YOUR OBJECTIVE — Copy the part of the article below on the Spokane Tribe's payment for land flooded by Grand Coulee Dam, from "Trump is expected" up to and including "from BPA revenues.", word for word.

READING TEXT —
Congress votes to compensate Spokane Tribe millions for lands flooded by Grand Coulee Dam
Source: The Seattle Times
SPOKANE — The Spokane Tribe of Indians will finally be compensated after some of their ancestral homelands were flooded by the giant Grand Coulee Dam about eight decades ago.
The U.S. House on Monday approved and sent to President Donald Trump a bill that sets up yearly payments to the tribe based on a similar system for the Confederated Tribes of the Colville Reservation, who also lost land when the dam and its reservoir were created.
“Financial compensation is a semblance of justice, but we never will be as we were in the past,” said Carol Evans, chairwoman of the Spokane Tribe of Indians.
Evans said dams on the Columbia River have had a positive impact for people in the Northwest, through power generation, providing for flood control and irrigation.
“But what was forgotten was the impact on the tribes impacted by the building of those dams,” she said.
The Spokane Tribe will receive $6 million a year for 10 years, and $8 million a year after that. The money will come from revenues of the Bonneville Power Administration, which sells electricity generated by Grand Coulee and other federal dams in the Northwest.
Trump is expected to sign the bill, The Spokesman-Review reported.
Washington lawmakers tried for more than a decade to win compensation for the Spokane Tribe. This year it passed the Senate in June and the House on Monday evening.
“There is no Goliath, but it’s definitely a David story. This tribe was just trying to get compensation (for) an injustice to them 80 years ago,” said Sen. Maria Cantwell, a Democrat. “Sometimes those voices aren’t heard. We tried to make those voices heard.”
Cantwell said she had introduced legislation to provide funding to the Spokane people nine times previously and passed several versions.
The Spokane and Colville people both had reservation land flooded by the reservoir behind Grand Coulee.
The Colville people in 1994 got Congress to approve a lump-sum payment of $53 million and annual payments of $15.2 million from BPA revenues.
Seattle Times reporter Evan Bush contributed to this report.

STUDY MATERIAL —

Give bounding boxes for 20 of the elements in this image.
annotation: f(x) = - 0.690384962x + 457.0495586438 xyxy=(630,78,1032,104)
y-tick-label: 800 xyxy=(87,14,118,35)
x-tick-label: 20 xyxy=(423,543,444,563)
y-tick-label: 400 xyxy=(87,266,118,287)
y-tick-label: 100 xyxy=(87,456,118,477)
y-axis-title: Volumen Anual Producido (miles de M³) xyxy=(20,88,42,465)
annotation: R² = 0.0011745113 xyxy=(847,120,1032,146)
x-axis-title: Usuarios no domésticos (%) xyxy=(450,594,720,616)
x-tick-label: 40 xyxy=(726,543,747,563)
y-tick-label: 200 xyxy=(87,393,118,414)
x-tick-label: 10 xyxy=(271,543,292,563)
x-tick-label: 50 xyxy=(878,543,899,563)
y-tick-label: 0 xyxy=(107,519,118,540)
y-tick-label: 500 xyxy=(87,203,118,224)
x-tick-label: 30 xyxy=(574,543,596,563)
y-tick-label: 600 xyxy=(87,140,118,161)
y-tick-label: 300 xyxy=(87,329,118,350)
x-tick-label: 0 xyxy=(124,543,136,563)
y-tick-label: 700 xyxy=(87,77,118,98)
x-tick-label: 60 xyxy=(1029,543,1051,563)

TASK RESPONSE —
Trump is expected to sign the bill, The Spokesman-Review reported.
Washington lawmakers tried for more than a decade to win compensation for the Spokane Tribe. This year it passed the Senate in June and the House on Monday evening.
“There is no Goliath, but it’s definitely a David story. This tribe was just trying to get compensation (for) an injustice to them 80 years ago,” said Sen. Maria Cantwell, a Democrat. “Sometimes those voices aren’t heard. We tried to make those voices heard.”
Cantwell said she had introduced legislation to provide funding to the Spokane people nine times previously and passed several versions.
The Spokane and Colville people both had reservation land flooded by the reservoir behind Grand Coulee.
The Colville people in 1994 got Congress to approve a lump-sum payment of $53 million and annual payments of $15.2 million from BPA revenues.